Output the full listing word for word.

** START Extracted records **

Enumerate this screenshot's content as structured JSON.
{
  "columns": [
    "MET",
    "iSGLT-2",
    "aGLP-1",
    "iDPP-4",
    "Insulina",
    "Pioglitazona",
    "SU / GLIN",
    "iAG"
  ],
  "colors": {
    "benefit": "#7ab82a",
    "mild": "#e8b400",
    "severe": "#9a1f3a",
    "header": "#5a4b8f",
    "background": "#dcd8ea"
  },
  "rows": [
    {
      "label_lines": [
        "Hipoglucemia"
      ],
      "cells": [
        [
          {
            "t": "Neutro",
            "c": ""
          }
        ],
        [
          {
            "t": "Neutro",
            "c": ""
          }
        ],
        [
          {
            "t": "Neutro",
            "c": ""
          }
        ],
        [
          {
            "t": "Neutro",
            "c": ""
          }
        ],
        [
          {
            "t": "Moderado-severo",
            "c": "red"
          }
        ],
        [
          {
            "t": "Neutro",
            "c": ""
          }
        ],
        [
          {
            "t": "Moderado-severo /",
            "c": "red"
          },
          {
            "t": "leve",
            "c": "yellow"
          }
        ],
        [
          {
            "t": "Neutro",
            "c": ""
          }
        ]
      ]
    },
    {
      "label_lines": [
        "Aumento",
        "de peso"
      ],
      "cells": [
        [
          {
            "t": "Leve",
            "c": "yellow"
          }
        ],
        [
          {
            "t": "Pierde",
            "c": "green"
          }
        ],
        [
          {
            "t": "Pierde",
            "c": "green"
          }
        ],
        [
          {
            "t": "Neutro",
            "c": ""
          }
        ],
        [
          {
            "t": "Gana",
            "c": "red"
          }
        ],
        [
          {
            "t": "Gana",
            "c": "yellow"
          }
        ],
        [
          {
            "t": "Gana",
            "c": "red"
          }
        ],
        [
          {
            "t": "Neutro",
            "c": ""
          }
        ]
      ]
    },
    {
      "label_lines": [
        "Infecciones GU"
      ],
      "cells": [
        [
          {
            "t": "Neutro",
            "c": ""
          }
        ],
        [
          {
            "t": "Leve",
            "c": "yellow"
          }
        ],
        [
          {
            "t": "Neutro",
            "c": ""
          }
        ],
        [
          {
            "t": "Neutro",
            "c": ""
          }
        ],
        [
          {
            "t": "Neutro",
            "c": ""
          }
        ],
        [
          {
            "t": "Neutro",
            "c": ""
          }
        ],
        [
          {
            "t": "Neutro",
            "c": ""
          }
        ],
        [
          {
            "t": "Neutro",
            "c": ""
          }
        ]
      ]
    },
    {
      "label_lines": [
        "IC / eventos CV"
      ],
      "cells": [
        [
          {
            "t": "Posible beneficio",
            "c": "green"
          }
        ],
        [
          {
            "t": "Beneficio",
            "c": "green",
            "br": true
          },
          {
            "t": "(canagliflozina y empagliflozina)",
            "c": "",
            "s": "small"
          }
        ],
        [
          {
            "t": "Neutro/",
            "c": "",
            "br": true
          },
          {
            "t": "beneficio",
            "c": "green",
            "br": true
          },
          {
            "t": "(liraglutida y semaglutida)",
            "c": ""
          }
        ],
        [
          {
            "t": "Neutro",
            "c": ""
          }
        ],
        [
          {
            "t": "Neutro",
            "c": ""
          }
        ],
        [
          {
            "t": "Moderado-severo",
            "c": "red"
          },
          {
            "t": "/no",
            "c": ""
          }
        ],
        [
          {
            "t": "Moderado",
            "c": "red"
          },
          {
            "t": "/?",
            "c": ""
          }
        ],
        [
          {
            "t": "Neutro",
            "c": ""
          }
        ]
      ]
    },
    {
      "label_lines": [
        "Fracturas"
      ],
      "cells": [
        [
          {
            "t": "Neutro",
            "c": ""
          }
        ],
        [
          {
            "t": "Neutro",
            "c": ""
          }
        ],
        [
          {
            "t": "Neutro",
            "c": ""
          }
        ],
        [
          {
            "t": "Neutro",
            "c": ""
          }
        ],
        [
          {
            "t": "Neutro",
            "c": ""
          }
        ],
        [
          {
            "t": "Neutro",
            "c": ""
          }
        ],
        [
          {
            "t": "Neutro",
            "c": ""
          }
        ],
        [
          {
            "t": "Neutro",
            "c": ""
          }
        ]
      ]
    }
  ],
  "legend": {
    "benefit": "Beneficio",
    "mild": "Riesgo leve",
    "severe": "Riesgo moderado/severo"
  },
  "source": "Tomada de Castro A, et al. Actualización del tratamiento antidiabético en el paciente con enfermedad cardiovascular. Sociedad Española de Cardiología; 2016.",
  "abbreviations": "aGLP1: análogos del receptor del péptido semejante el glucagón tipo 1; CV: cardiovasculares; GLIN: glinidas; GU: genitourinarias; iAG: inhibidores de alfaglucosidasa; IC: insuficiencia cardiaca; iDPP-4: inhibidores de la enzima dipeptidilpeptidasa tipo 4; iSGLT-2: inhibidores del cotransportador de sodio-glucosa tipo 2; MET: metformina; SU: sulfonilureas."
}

** END Extracted records **

Written solution:
Enumerate this screenshot's content as structured JSON.
{
  "columns": [
    "MET",
    "iSGLT-2",
    "aGLP-1",
    "iDPP-4",
    "Insulina",
    "Pioglitazona",
    "SU / GLIN",
    "iAG"
  ],
  "colors": {
    "benefit": "#7ab82a",
    "mild": "#e8b400",
    "severe": "#9a1f3a",
    "header": "#5a4b8f",
    "background": "#dcd8ea"
  },
  "rows": [
    {
      "label_lines": [
        "Hipoglucemia"
      ],
      "cells": [
        [
          {
            "t": "Neutro",
            "c": ""
          }
        ],
        [
          {
            "t": "Neutro",
            "c": ""
          }
        ],
        [
          {
            "t": "Neutro",
            "c": ""
          }
        ],
        [
          {
            "t": "Neutro",
            "c": ""
          }
        ],
        [
          {
            "t": "Moderado-severo",
            "c": "red"
          }
        ],
        [
          {
            "t": "Neutro",
            "c": ""
          }
        ],
        [
          {
            "t": "Moderado-severo /",
            "c": "red"
          },
          {
            "t": "leve",
            "c": "yellow"
          }
        ],
        [
          {
            "t": "Neutro",
            "c": ""
          }
        ]
      ]
    },
    {
      "label_lines": [
        "Aumento",
        "de peso"
      ],
      "cells": [
        [
          {
            "t": "Leve",
            "c": "yellow"
          }
        ],
        [
          {
            "t": "Pierde",
            "c": "green"
          }
        ],
        [
          {
            "t": "Pierde",
            "c": "green"
          }
        ],
        [
          {
            "t": "Neutro",
            "c": ""
          }
        ],
        [
          {
            "t": "Gana",
            "c": "red"
          }
        ],
        [
          {
            "t": "Gana",
            "c": "yellow"
          }
        ],
        [
          {
            "t": "Gana",
            "c": "red"
          }
        ],
        [
          {
            "t": "Neutro",
            "c": ""
          }
        ]
      ]
    },
    {
      "label_lines": [
        "Infecciones GU"
      ],
      "cells": [
        [
          {
            "t": "Neutro",
            "c": ""
          }
        ],
        [
          {
            "t": "Leve",
            "c": "yellow"
          }
        ],
        [
          {
            "t": "Neutro",
            "c": ""
          }
        ],
        [
          {
            "t": "Neutro",
            "c": ""
          }
        ],
        [
          {
            "t": "Neutro",
            "c": ""
          }
        ],
        [
          {
            "t": "Neutro",
            "c": ""
          }
        ],
        [
          {
            "t": "Neutro",
            "c": ""
          }
        ],
        [
          {
            "t": "Neutro",
            "c": ""
          }
        ]
      ]
    },
    {
      "label_lines": [
        "IC / eventos CV"
      ],
      "cells": [
        [
          {
            "t": "Posible beneficio",
            "c": "green"
          }
        ],
        [
          {
            "t": "Beneficio",
            "c": "green",
            "br": true
          },
          {
            "t": "(canagliflozina y empagliflozina)",
            "c": "",
            "s": "small"
          }
        ],
        [
          {
            "t": "Neutro/",
            "c": "",
            "br": true
          },
          {
            "t": "beneficio",
            "c": "green",
            "br": true
          },
          {
            "t": "(liraglutida y semaglutida)",
            "c": ""
          }
        ],
        [
          {
            "t": "Neutro",
            "c": ""
          }
        ],
        [
          {
            "t": "Neutro",
            "c": ""
          }
        ],
        [
          {
            "t": "Moderado-severo",
            "c": "red"
          },
          {
            "t": "/no",
            "c": ""
          }
        ],
        [
          {
            "t": "Moderado",
            "c": "red"
          },
          {
            "t": "/?",
            "c": ""
          }
        ],
        [
          {
            "t": "Neutro",
            "c": ""
          }
        ]
      ]
    },
    {
      "label_lines": [
        "Fracturas"
      ],
      "cells": [
        [
          {
            "t": "Neutro",
            "c": ""
          }
        ],
        [
          {
            "t": "Neutro",
            "c": ""
          }
        ],
        [
          {
            "t": "Neutro",
            "c": ""
          }
        ],
        [
          {
            "t": "Neutro",
            "c": ""
          }
        ],
        [
          {
            "t": "Neutro",
            "c": ""
          }
        ],
        [
          {
            "t": "Neutro",
            "c": ""
          }
        ],
        [
          {
            "t": "Neutro",
            "c": ""
          }
        ],
        [
          {
            "t": "Neutro",
            "c": ""
          }
        ]
      ]
    }
  ],
  "legend": {
    "benefit": "Beneficio",
    "mild": "Riesgo leve",
    "severe": "Riesgo moderado/severo"
  },
  "source": "Tomada de Castro A, et al. Actualización del tratamiento antidiabético en el paciente con enfermedad cardiovascular. Sociedad Española de Cardiología; 2016.",
  "abbreviations": "aGLP1: análogos del receptor del péptido semejante el glucagón tipo 1; CV: cardiovasculares; GLIN: glinidas; GU: genitourinarias; iAG: inhibidores de alfaglucosidasa; IC: insuficiencia cardiaca; iDPP-4: inhibidores de la enzima dipeptidilpeptidasa tipo 4; iSGLT-2: inhibidores del cotransportador de sodio-glucosa tipo 2; MET: metformina; SU: sulfonilureas."
}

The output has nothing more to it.